DATA LISTING:
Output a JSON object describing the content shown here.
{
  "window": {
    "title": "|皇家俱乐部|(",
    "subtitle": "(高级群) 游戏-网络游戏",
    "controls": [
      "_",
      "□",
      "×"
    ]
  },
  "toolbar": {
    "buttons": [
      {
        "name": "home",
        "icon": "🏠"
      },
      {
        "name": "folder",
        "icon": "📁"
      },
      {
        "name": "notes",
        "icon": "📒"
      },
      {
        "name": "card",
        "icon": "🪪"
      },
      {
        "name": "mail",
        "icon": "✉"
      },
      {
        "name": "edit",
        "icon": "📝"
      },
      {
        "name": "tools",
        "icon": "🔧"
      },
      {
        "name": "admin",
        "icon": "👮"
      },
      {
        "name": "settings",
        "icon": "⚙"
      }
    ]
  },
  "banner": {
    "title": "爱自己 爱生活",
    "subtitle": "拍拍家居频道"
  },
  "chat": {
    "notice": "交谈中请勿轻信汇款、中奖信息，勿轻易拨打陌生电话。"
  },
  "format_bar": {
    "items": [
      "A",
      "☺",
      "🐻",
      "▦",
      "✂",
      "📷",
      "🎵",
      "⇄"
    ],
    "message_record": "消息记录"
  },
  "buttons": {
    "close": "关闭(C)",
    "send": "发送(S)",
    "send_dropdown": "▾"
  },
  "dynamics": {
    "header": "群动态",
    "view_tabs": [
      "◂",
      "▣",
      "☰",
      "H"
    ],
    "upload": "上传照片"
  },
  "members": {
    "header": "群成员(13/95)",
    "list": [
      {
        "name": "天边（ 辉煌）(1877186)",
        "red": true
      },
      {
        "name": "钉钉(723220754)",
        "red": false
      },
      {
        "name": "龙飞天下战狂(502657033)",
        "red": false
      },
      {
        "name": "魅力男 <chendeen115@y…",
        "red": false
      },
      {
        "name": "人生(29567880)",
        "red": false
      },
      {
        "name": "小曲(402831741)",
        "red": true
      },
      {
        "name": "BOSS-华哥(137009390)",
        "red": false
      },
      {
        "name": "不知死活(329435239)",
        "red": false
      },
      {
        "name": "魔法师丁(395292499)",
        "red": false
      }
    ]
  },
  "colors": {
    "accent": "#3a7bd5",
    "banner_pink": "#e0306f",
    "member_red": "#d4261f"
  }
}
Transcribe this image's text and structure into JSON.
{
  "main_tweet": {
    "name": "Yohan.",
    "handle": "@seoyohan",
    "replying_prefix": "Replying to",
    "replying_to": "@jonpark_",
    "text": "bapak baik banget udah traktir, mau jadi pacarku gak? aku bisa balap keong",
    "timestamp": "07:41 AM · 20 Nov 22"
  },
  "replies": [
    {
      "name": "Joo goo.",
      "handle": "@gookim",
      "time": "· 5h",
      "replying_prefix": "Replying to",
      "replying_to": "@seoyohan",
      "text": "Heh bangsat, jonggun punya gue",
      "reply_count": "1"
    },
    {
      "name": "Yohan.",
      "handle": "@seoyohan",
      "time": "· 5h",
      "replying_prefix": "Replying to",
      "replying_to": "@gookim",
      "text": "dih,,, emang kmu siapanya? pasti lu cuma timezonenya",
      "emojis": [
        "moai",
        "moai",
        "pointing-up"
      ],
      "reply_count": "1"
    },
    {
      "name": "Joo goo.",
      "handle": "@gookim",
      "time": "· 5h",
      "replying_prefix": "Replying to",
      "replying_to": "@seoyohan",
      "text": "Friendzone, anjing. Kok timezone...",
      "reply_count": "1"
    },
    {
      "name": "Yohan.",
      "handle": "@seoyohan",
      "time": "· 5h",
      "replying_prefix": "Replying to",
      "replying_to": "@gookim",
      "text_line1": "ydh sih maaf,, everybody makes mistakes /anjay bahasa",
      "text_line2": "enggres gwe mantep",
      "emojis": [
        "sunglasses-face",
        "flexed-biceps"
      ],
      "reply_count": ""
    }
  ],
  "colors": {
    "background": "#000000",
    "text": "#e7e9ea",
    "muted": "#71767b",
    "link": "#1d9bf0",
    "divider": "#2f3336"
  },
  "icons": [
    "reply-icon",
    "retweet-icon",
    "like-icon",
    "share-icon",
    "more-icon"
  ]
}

WORK INSTRUCTIONS: Using the listing above, please repeat every entry exactly.

ANSWER TO THIS TASK:
Output a JSON object describing the content shown here.
{
  "window": {
    "title": "|皇家俱乐部|(",
    "subtitle": "(高级群) 游戏-网络游戏",
    "controls": [
      "_",
      "□",
      "×"
    ]
  },
  "toolbar": {
    "buttons": [
      {
        "name": "home",
        "icon": "🏠"
      },
      {
        "name": "folder",
        "icon": "📁"
      },
      {
        "name": "notes",
        "icon": "📒"
      },
      {
        "name": "card",
        "icon": "🪪"
      },
      {
        "name": "mail",
        "icon": "✉"
      },
      {
        "name": "edit",
        "icon": "📝"
      },
      {
        "name": "tools",
        "icon": "🔧"
      },
      {
        "name": "admin",
        "icon": "👮"
      },
      {
        "name": "settings",
        "icon": "⚙"
      }
    ]
  },
  "banner": {
    "title": "爱自己 爱生活",
    "subtitle": "拍拍家居频道"
  },
  "chat": {
    "notice": "交谈中请勿轻信汇款、中奖信息，勿轻易拨打陌生电话。"
  },
  "format_bar": {
    "items": [
      "A",
      "☺",
      "🐻",
      "▦",
      "✂",
      "📷",
      "🎵",
      "⇄"
    ],
    "message_record": "消息记录"
  },
  "buttons": {
    "close": "关闭(C)",
    "send": "发送(S)",
    "send_dropdown": "▾"
  },
  "dynamics": {
    "header": "群动态",
    "view_tabs": [
      "◂",
      "▣",
      "☰",
      "H"
    ],
    "upload": "上传照片"
  },
  "members": {
    "header": "群成员(13/95)",
    "list": [
      {
        "name": "天边（ 辉煌）(1877186)",
        "red": true
      },
      {
        "name": "钉钉(723220754)",
        "red": false
      },
      {
        "name": "龙飞天下战狂(502657033)",
        "red": false
      },
      {
        "name": "魅力男 <chendeen115@y…",
        "red": false
      },
      {
        "name": "人生(29567880)",
        "red": false
      },
      {
        "name": "小曲(402831741)",
        "red": true
      },
      {
        "name": "BOSS-华哥(137009390)",
        "red": false
      },
      {
        "name": "不知死活(329435239)",
        "red": false
      },
      {
        "name": "魔法师丁(395292499)",
        "red": false
      }
    ]
  },
  "colors": {
    "accent": "#3a7bd5",
    "banner_pink": "#e0306f",
    "member_red": "#d4261f"
  }
}
Transcribe this image's text and structure into JSON.
{
  "main_tweet": {
    "name": "Yohan.",
    "handle": "@seoyohan",
    "replying_prefix": "Replying to",
    "replying_to": "@jonpark_",
    "text": "bapak baik banget udah traktir, mau jadi pacarku gak? aku bisa balap keong",
    "timestamp": "07:41 AM · 20 Nov 22"
  },
  "replies": [
    {
      "name": "Joo goo.",
      "handle": "@gookim",
      "time": "· 5h",
      "replying_prefix": "Replying to",
      "replying_to": "@seoyohan",
      "text": "Heh bangsat, jonggun punya gue",
      "reply_count": "1"
    },
    {
      "name": "Yohan.",
      "handle": "@seoyohan",
      "time": "· 5h",
      "replying_prefix": "Replying to",
      "replying_to": "@gookim",
      "text": "dih,,, emang kmu siapanya? pasti lu cuma timezonenya",
      "emojis": [
        "moai",
        "moai",
        "pointing-up"
      ],
      "reply_count": "1"
    },
    {
      "name": "Joo goo.",
      "handle": "@gookim",
      "time": "· 5h",
      "replying_prefix": "Replying to",
      "replying_to": "@seoyohan",
      "text": "Friendzone, anjing. Kok timezone...",
      "reply_count": "1"
    },
    {
      "name": "Yohan.",
      "handle": "@seoyohan",
      "time": "· 5h",
      "replying_prefix": "Replying to",
      "replying_to": "@gookim",
      "text_line1": "ydh sih maaf,, everybody makes mistakes /anjay bahasa",
      "text_line2": "enggres gwe mantep",
      "emojis": [
        "sunglasses-face",
        "flexed-biceps"
      ],
      "reply_count": ""
    }
  ],
  "colors": {
    "background": "#000000",
    "text": "#e7e9ea",
    "muted": "#71767b",
    "link": "#1d9bf0",
    "divider": "#2f3336"
  },
  "icons": [
    "reply-icon",
    "retweet-icon",
    "like-icon",
    "share-icon",
    "more-icon"
  ]
}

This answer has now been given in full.